INSTRUCTIONS TO FOLLOW »
How many lines in this data contain the string "Mouse"? Reply with the number only.

[Figure data in JSON]
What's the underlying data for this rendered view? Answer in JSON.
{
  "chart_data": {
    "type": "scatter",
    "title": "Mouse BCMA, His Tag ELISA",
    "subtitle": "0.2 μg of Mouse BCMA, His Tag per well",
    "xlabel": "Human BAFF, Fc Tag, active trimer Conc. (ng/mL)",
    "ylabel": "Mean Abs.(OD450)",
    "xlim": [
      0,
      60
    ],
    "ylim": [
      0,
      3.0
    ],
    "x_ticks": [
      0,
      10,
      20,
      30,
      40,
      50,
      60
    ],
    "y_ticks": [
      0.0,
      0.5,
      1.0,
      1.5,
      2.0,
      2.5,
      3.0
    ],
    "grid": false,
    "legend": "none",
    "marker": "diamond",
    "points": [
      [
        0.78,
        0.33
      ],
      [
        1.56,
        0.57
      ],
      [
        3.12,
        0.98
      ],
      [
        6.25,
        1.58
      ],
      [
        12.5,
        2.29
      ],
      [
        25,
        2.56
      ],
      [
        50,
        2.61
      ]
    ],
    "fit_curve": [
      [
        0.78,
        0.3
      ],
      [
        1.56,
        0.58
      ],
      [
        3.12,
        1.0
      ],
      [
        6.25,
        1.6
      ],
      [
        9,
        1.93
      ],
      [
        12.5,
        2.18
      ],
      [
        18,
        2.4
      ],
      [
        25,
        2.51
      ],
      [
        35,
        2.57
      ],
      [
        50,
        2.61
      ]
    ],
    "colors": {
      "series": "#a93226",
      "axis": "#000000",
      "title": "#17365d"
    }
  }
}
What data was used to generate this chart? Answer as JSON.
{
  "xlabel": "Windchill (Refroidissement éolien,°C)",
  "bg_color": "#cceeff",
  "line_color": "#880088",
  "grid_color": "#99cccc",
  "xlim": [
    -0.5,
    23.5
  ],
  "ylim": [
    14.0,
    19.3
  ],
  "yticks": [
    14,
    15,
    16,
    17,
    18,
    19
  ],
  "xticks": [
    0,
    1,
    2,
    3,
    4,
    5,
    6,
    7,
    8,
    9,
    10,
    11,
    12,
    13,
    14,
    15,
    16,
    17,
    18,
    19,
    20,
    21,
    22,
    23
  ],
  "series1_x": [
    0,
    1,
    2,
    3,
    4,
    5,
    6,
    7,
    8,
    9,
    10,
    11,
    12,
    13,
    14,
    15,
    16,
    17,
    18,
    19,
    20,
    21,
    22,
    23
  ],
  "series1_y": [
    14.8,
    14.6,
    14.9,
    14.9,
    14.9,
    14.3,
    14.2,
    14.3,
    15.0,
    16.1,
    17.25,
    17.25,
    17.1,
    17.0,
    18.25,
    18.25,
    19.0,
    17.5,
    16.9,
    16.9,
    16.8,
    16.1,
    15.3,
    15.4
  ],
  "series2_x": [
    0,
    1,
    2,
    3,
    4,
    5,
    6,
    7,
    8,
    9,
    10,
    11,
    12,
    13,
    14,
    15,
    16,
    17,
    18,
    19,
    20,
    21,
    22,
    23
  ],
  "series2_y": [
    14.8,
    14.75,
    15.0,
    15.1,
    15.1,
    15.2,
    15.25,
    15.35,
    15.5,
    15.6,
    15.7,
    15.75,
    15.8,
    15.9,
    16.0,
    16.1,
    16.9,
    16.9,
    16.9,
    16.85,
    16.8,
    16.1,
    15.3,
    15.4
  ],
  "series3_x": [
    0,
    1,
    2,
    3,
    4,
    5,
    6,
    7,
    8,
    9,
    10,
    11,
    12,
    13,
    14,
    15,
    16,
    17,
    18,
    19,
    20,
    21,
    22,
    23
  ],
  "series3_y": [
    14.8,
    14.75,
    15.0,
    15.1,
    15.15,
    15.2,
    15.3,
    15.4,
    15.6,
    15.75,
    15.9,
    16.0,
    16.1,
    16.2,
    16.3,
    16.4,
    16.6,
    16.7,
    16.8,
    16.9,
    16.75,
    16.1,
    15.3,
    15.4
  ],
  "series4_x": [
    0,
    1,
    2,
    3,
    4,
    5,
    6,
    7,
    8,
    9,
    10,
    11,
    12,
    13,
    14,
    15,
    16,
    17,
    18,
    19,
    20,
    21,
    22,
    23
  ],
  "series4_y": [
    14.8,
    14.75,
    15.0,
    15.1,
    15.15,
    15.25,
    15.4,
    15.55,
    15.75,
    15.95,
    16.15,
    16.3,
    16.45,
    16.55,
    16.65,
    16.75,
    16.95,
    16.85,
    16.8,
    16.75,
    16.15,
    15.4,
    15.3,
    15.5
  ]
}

REPLY »
2